• WHAT TO DO
Each line of the listing that contains "specific" should be found and copied.
+ + +
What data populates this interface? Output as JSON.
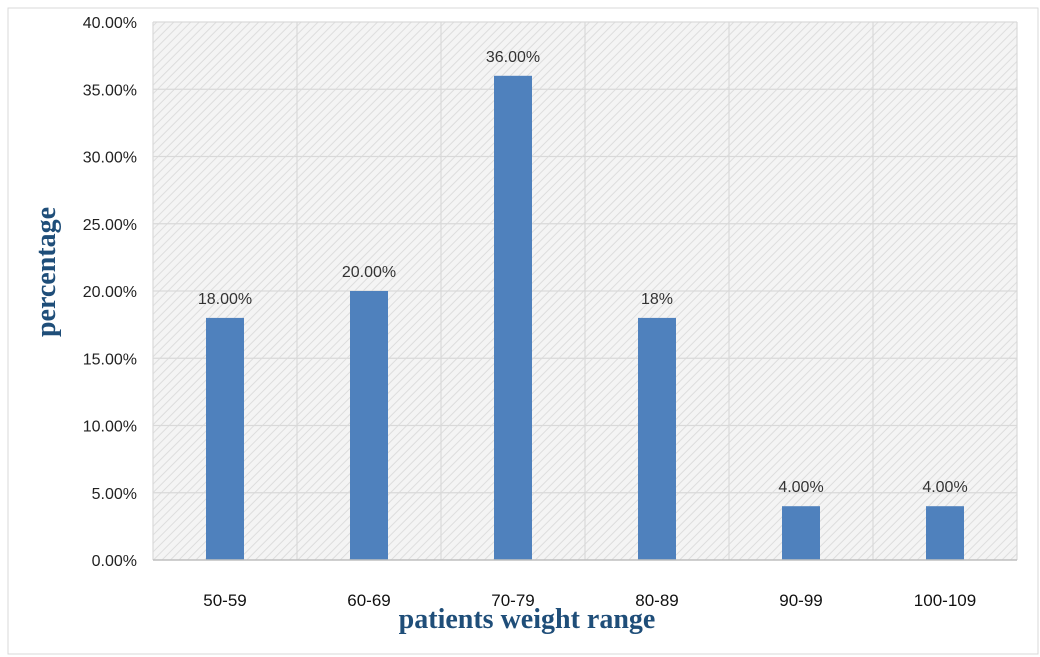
{
  "chart_data": {
    "type": "bar",
    "title": "",
    "xlabel": "patients weight range",
    "ylabel": "percentage",
    "categories": [
      "50-59",
      "60-69",
      "70-79",
      "80-89",
      "90-99",
      "100-109"
    ],
    "values": [
      18,
      20,
      36,
      18,
      4,
      4
    ],
    "data_labels": [
      "18.00%",
      "20.00%",
      "36.00%",
      "18%",
      "4.00%",
      "4.00%"
    ],
    "ylim": [
      0,
      40
    ],
    "yticks": [
      0,
      5,
      10,
      15,
      20,
      25,
      30,
      35,
      40
    ],
    "ytick_labels": [
      "0.00%",
      "5.00%",
      "10.00%",
      "15.00%",
      "20.00%",
      "25.00%",
      "30.00%",
      "35.00%",
      "40.00%"
    ],
    "grid": true,
    "legend": "none",
    "colors": {
      "bar": "#4f81bd",
      "axis_title": "#1f4e79",
      "grid": "#d9d9d9",
      "plot_background": "#f2f2f2"
    }
  }
}
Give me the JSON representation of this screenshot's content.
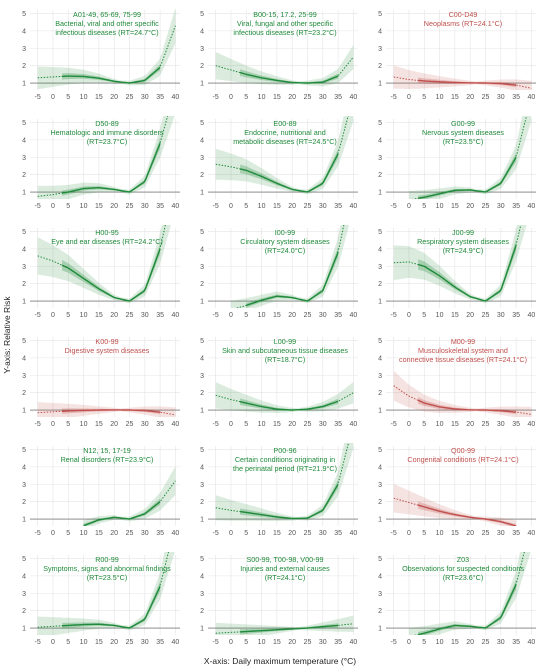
{
  "xlabel": "X-axis: Daily maximum temperature (°C)",
  "ylabel": "Y-axis: Relative Risk",
  "colors": {
    "beneficial_harm": "#1f8a3a",
    "protective": "#c0504d"
  },
  "chart_data": {
    "type": "line",
    "layout": "small-multiples 6 rows x 3 columns",
    "x_ticks": [
      -5,
      0,
      5,
      10,
      15,
      20,
      25,
      30,
      35,
      40
    ],
    "y_ticks": [
      1,
      2,
      3,
      4,
      5
    ],
    "xlim": [
      -7.5,
      41.5
    ],
    "ylim": [
      0.6,
      5.2
    ],
    "grid": true,
    "panels": [
      {
        "code": "A01-49, 65-69, 75-99",
        "name": "Bacterial, viral and other specific",
        "name2": "infectious diseases (RT=24.7°C)",
        "color": "green",
        "range": [
          -5,
          40
        ],
        "range_dense": [
          3,
          35
        ],
        "x": [
          -5,
          0,
          5,
          10,
          15,
          20,
          25,
          30,
          35,
          40
        ],
        "y": [
          1.3,
          1.35,
          1.4,
          1.38,
          1.28,
          1.1,
          1.0,
          1.15,
          1.9,
          4.3
        ]
      },
      {
        "code": "B00-15, 17.2, 25-99",
        "name": "Viral, fungal and other specific",
        "name2": "infectious diseases (RT=23.2°C)",
        "color": "green",
        "range": [
          -5,
          40
        ],
        "range_dense": [
          3,
          35
        ],
        "x": [
          -5,
          0,
          5,
          10,
          15,
          20,
          25,
          30,
          35,
          40
        ],
        "y": [
          2.0,
          1.75,
          1.5,
          1.3,
          1.15,
          1.03,
          1.0,
          1.05,
          1.4,
          2.5
        ]
      },
      {
        "code": "C00-D49",
        "name": "Neoplasms (RT=24.1°C)",
        "name2": "",
        "color": "red",
        "range": [
          -5,
          40
        ],
        "range_dense": [
          3,
          35
        ],
        "x": [
          -5,
          0,
          5,
          10,
          15,
          20,
          25,
          30,
          35,
          40
        ],
        "y": [
          1.35,
          1.2,
          1.12,
          1.07,
          1.03,
          1.01,
          1.0,
          0.97,
          0.88,
          0.7
        ]
      },
      {
        "code": "D50-89",
        "name": "Hematologic and immune disorders",
        "name2": "(RT=23.7°C)",
        "color": "green",
        "range": [
          -5,
          40
        ],
        "range_dense": [
          3,
          35
        ],
        "x": [
          -5,
          0,
          5,
          10,
          15,
          20,
          25,
          30,
          35,
          40
        ],
        "y": [
          0.75,
          0.85,
          1.0,
          1.2,
          1.25,
          1.15,
          1.0,
          1.6,
          3.8,
          7.0
        ]
      },
      {
        "code": "E00-89",
        "name": "Endocrine, nutritional and",
        "name2": "metabolic diseases (RT=24.5°C)",
        "color": "green",
        "range": [
          -5,
          40
        ],
        "range_dense": [
          3,
          35
        ],
        "x": [
          -5,
          0,
          5,
          10,
          15,
          20,
          25,
          30,
          35,
          40
        ],
        "y": [
          2.6,
          2.45,
          2.25,
          1.9,
          1.5,
          1.15,
          1.0,
          1.5,
          3.2,
          6.5
        ]
      },
      {
        "code": "G00-99",
        "name": "Nervous system diseases",
        "name2": "(RT=23.5°C)",
        "color": "green",
        "range": [
          0,
          40
        ],
        "range_dense": [
          3,
          35
        ],
        "x": [
          0,
          5,
          10,
          15,
          20,
          25,
          30,
          35,
          40
        ],
        "y": [
          0.55,
          0.7,
          0.9,
          1.1,
          1.12,
          1.0,
          1.5,
          3.0,
          6.5
        ]
      },
      {
        "code": "H00-95",
        "name": "Eye and ear diseases (RT=24.2°C)",
        "name2": "",
        "color": "green",
        "range": [
          -5,
          40
        ],
        "range_dense": [
          3,
          35
        ],
        "x": [
          -5,
          0,
          5,
          10,
          15,
          20,
          25,
          30,
          35,
          40
        ],
        "y": [
          3.6,
          3.3,
          2.9,
          2.3,
          1.7,
          1.2,
          1.0,
          1.6,
          4.0,
          8.0
        ]
      },
      {
        "code": "I00-99",
        "name": "Circulatory system diseases",
        "name2": "(RT=24.0°C)",
        "color": "green",
        "range": [
          0,
          40
        ],
        "range_dense": [
          5,
          35
        ],
        "x": [
          0,
          5,
          10,
          15,
          20,
          25,
          30,
          35,
          40
        ],
        "y": [
          0.5,
          0.75,
          1.05,
          1.28,
          1.2,
          1.0,
          1.6,
          3.8,
          8.0
        ]
      },
      {
        "code": "J00-99",
        "name": "Respiratory system diseases",
        "name2": "(RT=24.9°C)",
        "color": "green",
        "range": [
          -5,
          40
        ],
        "range_dense": [
          3,
          35
        ],
        "x": [
          -5,
          0,
          5,
          10,
          15,
          20,
          25,
          30,
          35,
          40
        ],
        "y": [
          3.2,
          3.25,
          3.0,
          2.45,
          1.8,
          1.25,
          1.0,
          1.6,
          4.2,
          8.0
        ]
      },
      {
        "code": "K00-99",
        "name": "Digestive system diseases",
        "name2": "",
        "color": "red",
        "range": [
          -5,
          40
        ],
        "range_dense": [
          3,
          35
        ],
        "x": [
          -5,
          0,
          5,
          10,
          15,
          20,
          25,
          30,
          35,
          40
        ],
        "y": [
          0.85,
          0.9,
          0.95,
          0.98,
          1.0,
          1.01,
          1.0,
          0.97,
          0.88,
          0.72
        ]
      },
      {
        "code": "L00-99",
        "name": "Skin and subcutaneous tissue diseases",
        "name2": "(RT=18.7°C)",
        "color": "green",
        "range": [
          -5,
          40
        ],
        "range_dense": [
          3,
          35
        ],
        "x": [
          -5,
          0,
          5,
          10,
          15,
          20,
          25,
          30,
          35,
          40
        ],
        "y": [
          1.85,
          1.6,
          1.4,
          1.2,
          1.05,
          1.0,
          1.05,
          1.2,
          1.5,
          2.0
        ]
      },
      {
        "code": "M00-99",
        "name": "Musculoskeletal system and",
        "name2": "connective tissue diseases (RT=24.1°C)",
        "color": "red",
        "range": [
          -5,
          40
        ],
        "range_dense": [
          3,
          35
        ],
        "x": [
          -5,
          0,
          5,
          10,
          15,
          20,
          25,
          30,
          35,
          40
        ],
        "y": [
          2.4,
          1.8,
          1.4,
          1.18,
          1.06,
          1.01,
          1.0,
          0.96,
          0.88,
          0.75
        ]
      },
      {
        "code": "N12, 15, 17-19",
        "name": "Renal disorders (RT=23.9°C)",
        "name2": "",
        "color": "green",
        "range": [
          10,
          40
        ],
        "range_dense": [
          10,
          35
        ],
        "x": [
          10,
          15,
          20,
          25,
          30,
          35,
          40
        ],
        "y": [
          0.62,
          0.95,
          1.1,
          1.0,
          1.3,
          2.0,
          3.2
        ]
      },
      {
        "code": "P00-96",
        "name": "Certain conditions originating in",
        "name2": "the perinatal period (RT=21.9°C)",
        "color": "green",
        "range": [
          -5,
          40
        ],
        "range_dense": [
          3,
          35
        ],
        "x": [
          -5,
          0,
          5,
          10,
          15,
          20,
          25,
          30,
          35,
          40
        ],
        "y": [
          1.65,
          1.5,
          1.38,
          1.25,
          1.12,
          1.03,
          1.05,
          1.5,
          3.0,
          6.5
        ]
      },
      {
        "code": "Q00-99",
        "name": "Congenital conditions (RT=24.1°C)",
        "name2": "",
        "color": "red",
        "range": [
          -5,
          35
        ],
        "range_dense": [
          3,
          35
        ],
        "x": [
          -5,
          0,
          5,
          10,
          15,
          20,
          25,
          30,
          35
        ],
        "y": [
          2.2,
          1.95,
          1.7,
          1.45,
          1.25,
          1.1,
          1.0,
          0.85,
          0.6
        ]
      },
      {
        "code": "R00-99",
        "name": "Symptoms, signs and abnormal findings",
        "name2": "(RT=23.5°C)",
        "color": "green",
        "range": [
          -5,
          40
        ],
        "range_dense": [
          3,
          35
        ],
        "x": [
          -5,
          0,
          5,
          10,
          15,
          20,
          25,
          30,
          35,
          40
        ],
        "y": [
          1.05,
          1.1,
          1.15,
          1.2,
          1.22,
          1.15,
          1.0,
          1.5,
          3.4,
          7.0
        ]
      },
      {
        "code": "S00-99, T00-98, V00-99",
        "name": "Injuries and external causes",
        "name2": "(RT=24.1°C)",
        "color": "green",
        "range": [
          -5,
          40
        ],
        "range_dense": [
          3,
          35
        ],
        "x": [
          -5,
          0,
          5,
          10,
          15,
          20,
          25,
          30,
          35,
          40
        ],
        "y": [
          0.7,
          0.75,
          0.8,
          0.85,
          0.9,
          0.95,
          1.0,
          1.08,
          1.15,
          1.25
        ]
      },
      {
        "code": "Z03",
        "name": "Observations for suspected conditions",
        "name2": "(RT=23.6°C)",
        "color": "green",
        "range": [
          0,
          40
        ],
        "range_dense": [
          3,
          35
        ],
        "x": [
          0,
          5,
          10,
          15,
          20,
          25,
          30,
          35,
          40
        ],
        "y": [
          0.5,
          0.7,
          0.95,
          1.15,
          1.1,
          1.0,
          1.6,
          3.5,
          7.0
        ]
      }
    ]
  }
}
+ + +
• TASK OUTPUT
        "name": "Bacterial, viral and other specific",
        "name": "Viral, fungal and other specific",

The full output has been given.